⟨
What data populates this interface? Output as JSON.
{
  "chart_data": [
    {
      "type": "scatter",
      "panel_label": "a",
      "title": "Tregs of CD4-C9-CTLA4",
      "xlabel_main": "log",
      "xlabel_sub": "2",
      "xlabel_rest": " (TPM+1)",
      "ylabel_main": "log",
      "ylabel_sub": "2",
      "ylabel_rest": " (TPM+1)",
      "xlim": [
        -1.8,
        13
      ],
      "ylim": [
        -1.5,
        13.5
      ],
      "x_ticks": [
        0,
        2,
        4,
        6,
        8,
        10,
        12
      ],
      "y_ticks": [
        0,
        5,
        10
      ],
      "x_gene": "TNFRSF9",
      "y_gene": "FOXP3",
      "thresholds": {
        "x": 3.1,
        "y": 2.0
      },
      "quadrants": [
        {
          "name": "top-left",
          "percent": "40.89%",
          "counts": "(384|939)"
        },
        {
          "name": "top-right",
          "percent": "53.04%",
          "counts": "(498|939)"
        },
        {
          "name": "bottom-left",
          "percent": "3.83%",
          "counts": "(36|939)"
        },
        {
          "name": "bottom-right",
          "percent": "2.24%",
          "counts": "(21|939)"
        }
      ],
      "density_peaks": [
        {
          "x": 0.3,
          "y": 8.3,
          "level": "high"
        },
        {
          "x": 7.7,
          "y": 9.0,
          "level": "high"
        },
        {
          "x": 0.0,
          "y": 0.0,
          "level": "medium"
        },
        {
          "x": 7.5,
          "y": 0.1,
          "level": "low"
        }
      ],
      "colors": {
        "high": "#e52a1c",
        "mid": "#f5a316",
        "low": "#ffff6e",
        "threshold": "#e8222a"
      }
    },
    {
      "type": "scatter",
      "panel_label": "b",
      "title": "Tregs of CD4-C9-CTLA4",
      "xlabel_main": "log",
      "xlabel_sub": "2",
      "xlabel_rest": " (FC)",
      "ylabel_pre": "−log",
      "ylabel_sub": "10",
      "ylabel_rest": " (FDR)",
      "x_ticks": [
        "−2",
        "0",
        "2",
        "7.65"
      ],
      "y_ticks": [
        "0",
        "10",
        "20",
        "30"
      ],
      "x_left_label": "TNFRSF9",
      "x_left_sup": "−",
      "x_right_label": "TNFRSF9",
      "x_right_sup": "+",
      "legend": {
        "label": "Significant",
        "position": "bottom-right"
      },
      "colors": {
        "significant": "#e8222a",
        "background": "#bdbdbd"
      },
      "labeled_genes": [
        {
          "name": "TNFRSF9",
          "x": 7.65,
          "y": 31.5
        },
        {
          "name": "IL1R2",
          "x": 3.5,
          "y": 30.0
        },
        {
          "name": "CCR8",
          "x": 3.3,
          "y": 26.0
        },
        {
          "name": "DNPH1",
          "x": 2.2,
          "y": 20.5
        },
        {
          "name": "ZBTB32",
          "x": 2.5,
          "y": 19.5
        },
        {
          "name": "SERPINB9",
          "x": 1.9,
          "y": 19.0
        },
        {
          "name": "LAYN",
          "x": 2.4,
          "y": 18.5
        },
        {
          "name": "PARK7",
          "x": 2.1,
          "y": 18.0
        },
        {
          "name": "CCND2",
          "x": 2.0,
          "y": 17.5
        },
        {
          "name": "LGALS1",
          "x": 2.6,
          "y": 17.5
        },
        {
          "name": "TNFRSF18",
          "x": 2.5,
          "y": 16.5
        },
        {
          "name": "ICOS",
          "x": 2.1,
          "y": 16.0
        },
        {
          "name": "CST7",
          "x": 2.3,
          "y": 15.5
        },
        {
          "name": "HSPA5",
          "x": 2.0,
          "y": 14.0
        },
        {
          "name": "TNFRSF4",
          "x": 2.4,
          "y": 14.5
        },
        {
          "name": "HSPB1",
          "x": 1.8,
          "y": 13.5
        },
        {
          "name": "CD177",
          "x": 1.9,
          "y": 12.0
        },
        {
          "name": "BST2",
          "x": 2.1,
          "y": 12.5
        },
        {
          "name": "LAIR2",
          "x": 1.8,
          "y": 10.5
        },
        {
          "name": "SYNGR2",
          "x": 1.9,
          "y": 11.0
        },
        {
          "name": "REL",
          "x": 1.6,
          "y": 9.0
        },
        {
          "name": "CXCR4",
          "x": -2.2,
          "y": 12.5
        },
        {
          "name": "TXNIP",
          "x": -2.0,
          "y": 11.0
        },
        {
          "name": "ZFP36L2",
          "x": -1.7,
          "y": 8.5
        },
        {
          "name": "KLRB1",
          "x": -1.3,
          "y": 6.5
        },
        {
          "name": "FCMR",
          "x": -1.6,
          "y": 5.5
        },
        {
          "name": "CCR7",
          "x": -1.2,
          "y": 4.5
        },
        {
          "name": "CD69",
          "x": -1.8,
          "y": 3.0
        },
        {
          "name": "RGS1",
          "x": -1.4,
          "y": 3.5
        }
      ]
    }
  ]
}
⟩
Your job is to set down the whole listing a second time, exactly.

What data populates this interface? Output as JSON.
{
  "chart_data": [
    {
      "type": "scatter",
      "panel_label": "a",
      "title": "Tregs of CD4-C9-CTLA4",
      "xlabel_main": "log",
      "xlabel_sub": "2",
      "xlabel_rest": " (TPM+1)",
      "ylabel_main": "log",
      "ylabel_sub": "2",
      "ylabel_rest": " (TPM+1)",
      "xlim": [
        -1.8,
        13
      ],
      "ylim": [
        -1.5,
        13.5
      ],
      "x_ticks": [
        0,
        2,
        4,
        6,
        8,
        10,
        12
      ],
      "y_ticks": [
        0,
        5,
        10
      ],
      "x_gene": "TNFRSF9",
      "y_gene": "FOXP3",
      "thresholds": {
        "x": 3.1,
        "y": 2.0
      },
      "quadrants": [
        {
          "name": "top-left",
          "percent": "40.89%",
          "counts": "(384|939)"
        },
        {
          "name": "top-right",
          "percent": "53.04%",
          "counts": "(498|939)"
        },
        {
          "name": "bottom-left",
          "percent": "3.83%",
          "counts": "(36|939)"
        },
        {
          "name": "bottom-right",
          "percent": "2.24%",
          "counts": "(21|939)"
        }
      ],
      "density_peaks": [
        {
          "x": 0.3,
          "y": 8.3,
          "level": "high"
        },
        {
          "x": 7.7,
          "y": 9.0,
          "level": "high"
        },
        {
          "x": 0.0,
          "y": 0.0,
          "level": "medium"
        },
        {
          "x": 7.5,
          "y": 0.1,
          "level": "low"
        }
      ],
      "colors": {
        "high": "#e52a1c",
        "mid": "#f5a316",
        "low": "#ffff6e",
        "threshold": "#e8222a"
      }
    },
    {
      "type": "scatter",
      "panel_label": "b",
      "title": "Tregs of CD4-C9-CTLA4",
      "xlabel_main": "log",
      "xlabel_sub": "2",
      "xlabel_rest": " (FC)",
      "ylabel_pre": "−log",
      "ylabel_sub": "10",
      "ylabel_rest": " (FDR)",
      "x_ticks": [
        "−2",
        "0",
        "2",
        "7.65"
      ],
      "y_ticks": [
        "0",
        "10",
        "20",
        "30"
      ],
      "x_left_label": "TNFRSF9",
      "x_left_sup": "−",
      "x_right_label": "TNFRSF9",
      "x_right_sup": "+",
      "legend": {
        "label": "Significant",
        "position": "bottom-right"
      },
      "colors": {
        "significant": "#e8222a",
        "background": "#bdbdbd"
      },
      "labeled_genes": [
        {
          "name": "TNFRSF9",
          "x": 7.65,
          "y": 31.5
        },
        {
          "name": "IL1R2",
          "x": 3.5,
          "y": 30.0
        },
        {
          "name": "CCR8",
          "x": 3.3,
          "y": 26.0
        },
        {
          "name": "DNPH1",
          "x": 2.2,
          "y": 20.5
        },
        {
          "name": "ZBTB32",
          "x": 2.5,
          "y": 19.5
        },
        {
          "name": "SERPINB9",
          "x": 1.9,
          "y": 19.0
        },
        {
          "name": "LAYN",
          "x": 2.4,
          "y": 18.5
        },
        {
          "name": "PARK7",
          "x": 2.1,
          "y": 18.0
        },
        {
          "name": "CCND2",
          "x": 2.0,
          "y": 17.5
        },
        {
          "name": "LGALS1",
          "x": 2.6,
          "y": 17.5
        },
        {
          "name": "TNFRSF18",
          "x": 2.5,
          "y": 16.5
        },
        {
          "name": "ICOS",
          "x": 2.1,
          "y": 16.0
        },
        {
          "name": "CST7",
          "x": 2.3,
          "y": 15.5
        },
        {
          "name": "HSPA5",
          "x": 2.0,
          "y": 14.0
        },
        {
          "name": "TNFRSF4",
          "x": 2.4,
          "y": 14.5
        },
        {
          "name": "HSPB1",
          "x": 1.8,
          "y": 13.5
        },
        {
          "name": "CD177",
          "x": 1.9,
          "y": 12.0
        },
        {
          "name": "BST2",
          "x": 2.1,
          "y": 12.5
        },
        {
          "name": "LAIR2",
          "x": 1.8,
          "y": 10.5
        },
        {
          "name": "SYNGR2",
          "x": 1.9,
          "y": 11.0
        },
        {
          "name": "REL",
          "x": 1.6,
          "y": 9.0
        },
        {
          "name": "CXCR4",
          "x": -2.2,
          "y": 12.5
        },
        {
          "name": "TXNIP",
          "x": -2.0,
          "y": 11.0
        },
        {
          "name": "ZFP36L2",
          "x": -1.7,
          "y": 8.5
        },
        {
          "name": "KLRB1",
          "x": -1.3,
          "y": 6.5
        },
        {
          "name": "FCMR",
          "x": -1.6,
          "y": 5.5
        },
        {
          "name": "CCR7",
          "x": -1.2,
          "y": 4.5
        },
        {
          "name": "CD69",
          "x": -1.8,
          "y": 3.0
        },
        {
          "name": "RGS1",
          "x": -1.4,
          "y": 3.5
        }
      ]
    }
  ]
}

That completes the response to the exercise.